### Exercise description
The data below is to be returned in full and exactly.

---------- Exercise data

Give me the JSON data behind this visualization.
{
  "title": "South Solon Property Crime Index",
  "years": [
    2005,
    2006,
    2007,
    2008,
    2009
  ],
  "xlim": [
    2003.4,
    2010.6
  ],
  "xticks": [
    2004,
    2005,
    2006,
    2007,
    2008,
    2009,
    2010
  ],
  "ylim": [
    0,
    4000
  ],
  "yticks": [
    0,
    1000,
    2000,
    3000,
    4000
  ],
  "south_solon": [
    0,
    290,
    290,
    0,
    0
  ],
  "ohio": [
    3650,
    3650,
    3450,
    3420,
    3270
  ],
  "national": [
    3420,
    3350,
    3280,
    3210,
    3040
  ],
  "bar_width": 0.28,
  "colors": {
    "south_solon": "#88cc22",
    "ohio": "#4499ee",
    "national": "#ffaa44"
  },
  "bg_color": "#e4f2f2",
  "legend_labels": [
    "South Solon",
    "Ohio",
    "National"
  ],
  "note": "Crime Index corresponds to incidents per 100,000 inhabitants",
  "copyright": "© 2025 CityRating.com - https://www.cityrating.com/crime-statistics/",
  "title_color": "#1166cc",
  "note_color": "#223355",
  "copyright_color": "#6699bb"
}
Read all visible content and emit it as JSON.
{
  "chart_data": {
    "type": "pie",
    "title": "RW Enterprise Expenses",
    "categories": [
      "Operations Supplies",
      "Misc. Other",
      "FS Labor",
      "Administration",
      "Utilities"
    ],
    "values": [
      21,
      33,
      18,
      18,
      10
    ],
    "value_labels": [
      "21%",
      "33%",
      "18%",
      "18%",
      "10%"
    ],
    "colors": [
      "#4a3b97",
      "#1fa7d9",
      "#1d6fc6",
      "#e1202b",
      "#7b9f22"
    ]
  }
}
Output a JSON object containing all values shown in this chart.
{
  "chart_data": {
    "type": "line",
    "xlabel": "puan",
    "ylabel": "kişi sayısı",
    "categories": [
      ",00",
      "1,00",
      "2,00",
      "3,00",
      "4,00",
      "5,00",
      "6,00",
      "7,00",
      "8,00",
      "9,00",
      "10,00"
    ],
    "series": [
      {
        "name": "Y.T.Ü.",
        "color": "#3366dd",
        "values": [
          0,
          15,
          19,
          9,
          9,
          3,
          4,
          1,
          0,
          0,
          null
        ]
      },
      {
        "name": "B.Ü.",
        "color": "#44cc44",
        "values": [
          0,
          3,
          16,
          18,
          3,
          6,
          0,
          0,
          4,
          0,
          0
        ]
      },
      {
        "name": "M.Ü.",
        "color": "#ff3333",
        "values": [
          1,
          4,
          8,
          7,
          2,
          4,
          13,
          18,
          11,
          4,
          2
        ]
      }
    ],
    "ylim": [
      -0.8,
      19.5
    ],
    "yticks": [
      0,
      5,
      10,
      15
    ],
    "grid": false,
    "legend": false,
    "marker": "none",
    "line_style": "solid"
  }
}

--------------------

### Task answer
Give me the JSON data behind this visualization.
{
  "title": "South Solon Property Crime Index",
  "years": [
    2005,
    2006,
    2007,
    2008,
    2009
  ],
  "xlim": [
    2003.4,
    2010.6
  ],
  "xticks": [
    2004,
    2005,
    2006,
    2007,
    2008,
    2009,
    2010
  ],
  "ylim": [
    0,
    4000
  ],
  "yticks": [
    0,
    1000,
    2000,
    3000,
    4000
  ],
  "south_solon": [
    0,
    290,
    290,
    0,
    0
  ],
  "ohio": [
    3650,
    3650,
    3450,
    3420,
    3270
  ],
  "national": [
    3420,
    3350,
    3280,
    3210,
    3040
  ],
  "bar_width": 0.28,
  "colors": {
    "south_solon": "#88cc22",
    "ohio": "#4499ee",
    "national": "#ffaa44"
  },
  "bg_color": "#e4f2f2",
  "legend_labels": [
    "South Solon",
    "Ohio",
    "National"
  ],
  "note": "Crime Index corresponds to incidents per 100,000 inhabitants",
  "copyright": "© 2025 CityRating.com - https://www.cityrating.com/crime-statistics/",
  "title_color": "#1166cc",
  "note_color": "#223355",
  "copyright_color": "#6699bb"
}
Read all visible content and emit it as JSON.
{
  "chart_data": {
    "type": "pie",
    "title": "RW Enterprise Expenses",
    "categories": [
      "Operations Supplies",
      "Misc. Other",
      "FS Labor",
      "Administration",
      "Utilities"
    ],
    "values": [
      21,
      33,
      18,
      18,
      10
    ],
    "value_labels": [
      "21%",
      "33%",
      "18%",
      "18%",
      "10%"
    ],
    "colors": [
      "#4a3b97",
      "#1fa7d9",
      "#1d6fc6",
      "#e1202b",
      "#7b9f22"
    ]
  }
}
Output a JSON object containing all values shown in this chart.
{
  "chart_data": {
    "type": "line",
    "xlabel": "puan",
    "ylabel": "kişi sayısı",
    "categories": [
      ",00",
      "1,00",
      "2,00",
      "3,00",
      "4,00",
      "5,00",
      "6,00",
      "7,00",
      "8,00",
      "9,00",
      "10,00"
    ],
    "series": [
      {
        "name": "Y.T.Ü.",
        "color": "#3366dd",
        "values": [
          0,
          15,
          19,
          9,
          9,
          3,
          4,
          1,
          0,
          0,
          null
        ]
      },
      {
        "name": "B.Ü.",
        "color": "#44cc44",
        "values": [
          0,
          3,
          16,
          18,
          3,
          6,
          0,
          0,
          4,
          0,
          0
        ]
      },
      {
        "name": "M.Ü.",
        "color": "#ff3333",
        "values": [
          1,
          4,
          8,
          7,
          2,
          4,
          13,
          18,
          11,
          4,
          2
        ]
      }
    ],
    "ylim": [
      -0.8,
      19.5
    ],
    "yticks": [
      0,
      5,
      10,
      15
    ],
    "grid": false,
    "legend": false,
    "marker": "none",
    "line_style": "solid"
  }
}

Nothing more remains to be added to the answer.